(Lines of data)

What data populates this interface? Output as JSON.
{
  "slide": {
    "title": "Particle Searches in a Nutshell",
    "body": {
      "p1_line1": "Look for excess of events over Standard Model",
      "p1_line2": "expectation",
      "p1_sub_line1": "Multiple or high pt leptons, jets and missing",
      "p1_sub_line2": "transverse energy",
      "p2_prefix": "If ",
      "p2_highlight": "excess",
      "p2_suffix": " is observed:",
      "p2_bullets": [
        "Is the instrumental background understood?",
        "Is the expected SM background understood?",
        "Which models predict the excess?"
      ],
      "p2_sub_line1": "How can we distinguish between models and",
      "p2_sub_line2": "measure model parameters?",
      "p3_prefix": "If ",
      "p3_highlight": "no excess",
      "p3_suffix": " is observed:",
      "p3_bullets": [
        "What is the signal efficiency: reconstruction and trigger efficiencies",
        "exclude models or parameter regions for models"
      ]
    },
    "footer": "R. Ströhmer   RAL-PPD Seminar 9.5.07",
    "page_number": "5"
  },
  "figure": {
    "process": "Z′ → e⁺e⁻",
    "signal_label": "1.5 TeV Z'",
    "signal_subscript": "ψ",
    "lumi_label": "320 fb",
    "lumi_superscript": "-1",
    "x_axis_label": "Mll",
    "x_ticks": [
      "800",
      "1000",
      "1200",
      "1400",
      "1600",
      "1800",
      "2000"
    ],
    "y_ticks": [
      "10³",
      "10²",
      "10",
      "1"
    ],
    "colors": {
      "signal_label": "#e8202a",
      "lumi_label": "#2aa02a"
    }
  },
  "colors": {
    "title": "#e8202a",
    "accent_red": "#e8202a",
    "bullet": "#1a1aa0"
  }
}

■ AIM ■
From the records above, pull out each line that has "title".

■ THE OUTPUT ■
    "title": "Particle Searches in a Nutshell",
    "title": "#e8202a",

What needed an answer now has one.